* [Dataset entries]:
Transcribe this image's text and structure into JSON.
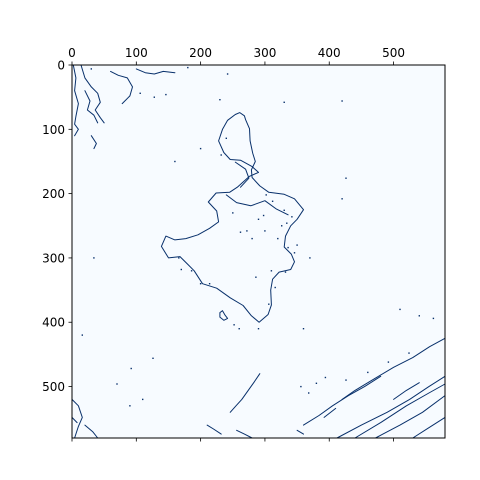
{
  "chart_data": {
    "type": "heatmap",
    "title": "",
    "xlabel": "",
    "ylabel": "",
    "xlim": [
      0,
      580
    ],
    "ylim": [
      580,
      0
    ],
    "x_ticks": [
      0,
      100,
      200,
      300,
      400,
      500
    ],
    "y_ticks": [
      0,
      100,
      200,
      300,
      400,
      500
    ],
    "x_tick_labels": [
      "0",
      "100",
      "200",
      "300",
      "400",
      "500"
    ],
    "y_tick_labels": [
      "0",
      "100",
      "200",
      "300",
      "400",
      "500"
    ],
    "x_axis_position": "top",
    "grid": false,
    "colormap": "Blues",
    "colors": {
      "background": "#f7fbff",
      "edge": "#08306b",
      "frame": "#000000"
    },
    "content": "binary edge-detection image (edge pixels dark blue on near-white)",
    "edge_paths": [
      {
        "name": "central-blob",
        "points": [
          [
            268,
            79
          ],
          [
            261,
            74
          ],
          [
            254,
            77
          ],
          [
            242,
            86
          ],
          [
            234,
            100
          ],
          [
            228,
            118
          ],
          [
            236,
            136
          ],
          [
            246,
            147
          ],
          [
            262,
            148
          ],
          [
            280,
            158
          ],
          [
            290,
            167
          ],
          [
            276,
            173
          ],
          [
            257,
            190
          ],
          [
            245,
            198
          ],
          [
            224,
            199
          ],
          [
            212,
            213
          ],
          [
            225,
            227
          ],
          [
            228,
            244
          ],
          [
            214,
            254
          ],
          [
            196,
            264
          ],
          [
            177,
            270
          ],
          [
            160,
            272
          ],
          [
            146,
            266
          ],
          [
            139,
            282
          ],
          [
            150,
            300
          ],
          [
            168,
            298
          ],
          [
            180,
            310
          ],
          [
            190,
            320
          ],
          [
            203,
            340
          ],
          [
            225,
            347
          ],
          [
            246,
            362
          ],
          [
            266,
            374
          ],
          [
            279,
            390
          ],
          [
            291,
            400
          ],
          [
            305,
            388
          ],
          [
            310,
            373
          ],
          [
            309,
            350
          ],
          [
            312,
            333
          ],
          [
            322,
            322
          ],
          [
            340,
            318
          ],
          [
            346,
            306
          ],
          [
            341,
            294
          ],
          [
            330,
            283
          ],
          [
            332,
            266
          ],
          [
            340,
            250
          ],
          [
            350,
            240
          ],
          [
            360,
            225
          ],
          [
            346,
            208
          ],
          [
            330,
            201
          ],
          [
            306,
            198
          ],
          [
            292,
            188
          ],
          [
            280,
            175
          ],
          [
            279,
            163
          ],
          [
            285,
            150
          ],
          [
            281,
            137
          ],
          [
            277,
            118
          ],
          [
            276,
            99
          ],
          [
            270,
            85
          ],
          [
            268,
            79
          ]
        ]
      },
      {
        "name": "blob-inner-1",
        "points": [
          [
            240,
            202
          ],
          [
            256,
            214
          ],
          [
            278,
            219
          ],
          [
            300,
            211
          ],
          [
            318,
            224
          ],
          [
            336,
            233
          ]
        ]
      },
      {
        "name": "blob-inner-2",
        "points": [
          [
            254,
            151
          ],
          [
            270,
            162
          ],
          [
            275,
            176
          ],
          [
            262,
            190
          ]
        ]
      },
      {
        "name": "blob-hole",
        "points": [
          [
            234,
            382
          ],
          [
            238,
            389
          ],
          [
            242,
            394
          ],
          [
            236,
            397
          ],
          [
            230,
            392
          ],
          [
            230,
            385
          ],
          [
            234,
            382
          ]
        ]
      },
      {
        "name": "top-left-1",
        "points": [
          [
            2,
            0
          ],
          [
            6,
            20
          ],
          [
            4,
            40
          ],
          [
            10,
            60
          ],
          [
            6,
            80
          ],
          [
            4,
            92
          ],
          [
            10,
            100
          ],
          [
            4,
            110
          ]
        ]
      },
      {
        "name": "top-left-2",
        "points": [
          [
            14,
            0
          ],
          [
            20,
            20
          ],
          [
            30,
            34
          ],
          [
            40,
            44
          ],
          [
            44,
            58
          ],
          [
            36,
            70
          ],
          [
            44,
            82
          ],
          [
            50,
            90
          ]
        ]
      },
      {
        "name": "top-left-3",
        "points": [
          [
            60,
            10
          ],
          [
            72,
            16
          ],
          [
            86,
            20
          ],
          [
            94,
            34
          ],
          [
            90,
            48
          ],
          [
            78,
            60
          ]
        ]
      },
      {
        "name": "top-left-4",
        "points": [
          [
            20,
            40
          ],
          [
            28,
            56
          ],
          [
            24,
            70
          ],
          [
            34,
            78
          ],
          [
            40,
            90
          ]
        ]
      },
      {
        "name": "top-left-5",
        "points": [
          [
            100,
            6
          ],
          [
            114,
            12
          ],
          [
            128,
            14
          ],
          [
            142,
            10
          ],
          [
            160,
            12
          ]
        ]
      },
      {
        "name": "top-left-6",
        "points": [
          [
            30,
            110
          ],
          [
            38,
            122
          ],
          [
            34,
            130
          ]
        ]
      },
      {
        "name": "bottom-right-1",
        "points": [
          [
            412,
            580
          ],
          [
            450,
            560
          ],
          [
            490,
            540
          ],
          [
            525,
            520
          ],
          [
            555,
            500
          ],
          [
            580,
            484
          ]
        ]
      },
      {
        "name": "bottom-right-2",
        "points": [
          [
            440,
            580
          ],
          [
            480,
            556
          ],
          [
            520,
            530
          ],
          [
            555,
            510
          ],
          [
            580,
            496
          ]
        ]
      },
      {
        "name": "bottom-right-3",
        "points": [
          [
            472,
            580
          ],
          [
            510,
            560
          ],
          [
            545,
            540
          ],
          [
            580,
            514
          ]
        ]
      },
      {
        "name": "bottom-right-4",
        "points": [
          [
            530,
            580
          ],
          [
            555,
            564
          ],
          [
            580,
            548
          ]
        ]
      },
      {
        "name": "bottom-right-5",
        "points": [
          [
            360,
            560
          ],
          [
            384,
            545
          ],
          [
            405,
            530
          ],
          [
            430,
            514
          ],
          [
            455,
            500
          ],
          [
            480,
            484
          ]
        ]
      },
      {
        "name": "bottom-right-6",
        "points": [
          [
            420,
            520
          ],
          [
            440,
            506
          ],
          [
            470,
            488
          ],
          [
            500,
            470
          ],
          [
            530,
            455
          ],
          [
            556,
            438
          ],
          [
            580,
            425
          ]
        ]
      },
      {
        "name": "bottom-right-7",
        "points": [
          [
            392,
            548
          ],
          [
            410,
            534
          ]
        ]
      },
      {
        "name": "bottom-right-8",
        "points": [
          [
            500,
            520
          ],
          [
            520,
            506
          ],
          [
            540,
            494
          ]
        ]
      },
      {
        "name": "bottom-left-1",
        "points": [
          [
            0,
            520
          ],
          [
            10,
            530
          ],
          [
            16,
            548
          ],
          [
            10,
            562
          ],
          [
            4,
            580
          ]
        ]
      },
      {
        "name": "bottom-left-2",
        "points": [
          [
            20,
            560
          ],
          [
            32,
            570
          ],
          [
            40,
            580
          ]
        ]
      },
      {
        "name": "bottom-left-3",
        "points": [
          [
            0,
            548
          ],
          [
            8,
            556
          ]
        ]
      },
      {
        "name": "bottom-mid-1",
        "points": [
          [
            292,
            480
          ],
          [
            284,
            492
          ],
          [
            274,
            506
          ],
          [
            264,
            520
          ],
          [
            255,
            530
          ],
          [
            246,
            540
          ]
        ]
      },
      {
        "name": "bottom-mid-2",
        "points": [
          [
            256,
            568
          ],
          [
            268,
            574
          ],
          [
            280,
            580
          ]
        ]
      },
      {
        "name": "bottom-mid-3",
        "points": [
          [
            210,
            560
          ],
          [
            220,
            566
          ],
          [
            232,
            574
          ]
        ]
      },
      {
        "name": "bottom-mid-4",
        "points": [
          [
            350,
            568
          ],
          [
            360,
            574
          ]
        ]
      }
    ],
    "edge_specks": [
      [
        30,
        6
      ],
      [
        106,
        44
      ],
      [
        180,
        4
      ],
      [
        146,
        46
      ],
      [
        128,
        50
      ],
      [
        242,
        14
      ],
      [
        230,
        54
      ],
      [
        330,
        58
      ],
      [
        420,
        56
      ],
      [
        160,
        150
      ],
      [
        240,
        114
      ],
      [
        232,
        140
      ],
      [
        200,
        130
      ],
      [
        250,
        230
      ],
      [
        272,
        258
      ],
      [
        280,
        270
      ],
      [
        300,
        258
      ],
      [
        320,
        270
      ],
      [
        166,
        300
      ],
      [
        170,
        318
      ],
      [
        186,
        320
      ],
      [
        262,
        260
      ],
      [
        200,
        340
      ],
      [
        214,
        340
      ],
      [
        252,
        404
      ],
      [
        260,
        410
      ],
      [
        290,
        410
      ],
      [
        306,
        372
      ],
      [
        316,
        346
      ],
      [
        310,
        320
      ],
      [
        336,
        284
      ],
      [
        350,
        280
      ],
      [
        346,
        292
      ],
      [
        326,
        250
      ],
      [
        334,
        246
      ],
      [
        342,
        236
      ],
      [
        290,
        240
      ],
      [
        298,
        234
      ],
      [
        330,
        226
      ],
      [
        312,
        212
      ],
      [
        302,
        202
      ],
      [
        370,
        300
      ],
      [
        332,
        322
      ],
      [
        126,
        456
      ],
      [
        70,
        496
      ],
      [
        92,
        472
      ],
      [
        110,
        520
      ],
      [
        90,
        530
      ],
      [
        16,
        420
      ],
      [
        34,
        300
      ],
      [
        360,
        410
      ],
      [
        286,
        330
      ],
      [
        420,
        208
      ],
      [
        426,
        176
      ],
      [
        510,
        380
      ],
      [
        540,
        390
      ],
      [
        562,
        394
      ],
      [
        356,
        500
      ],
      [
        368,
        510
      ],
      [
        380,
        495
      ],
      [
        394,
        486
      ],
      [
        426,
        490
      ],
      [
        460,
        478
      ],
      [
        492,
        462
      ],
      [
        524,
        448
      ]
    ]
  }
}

* [Exercise goal]:
Reply with one number only: the count of lines in the entries that contain "blob".

* [Correct response]:
4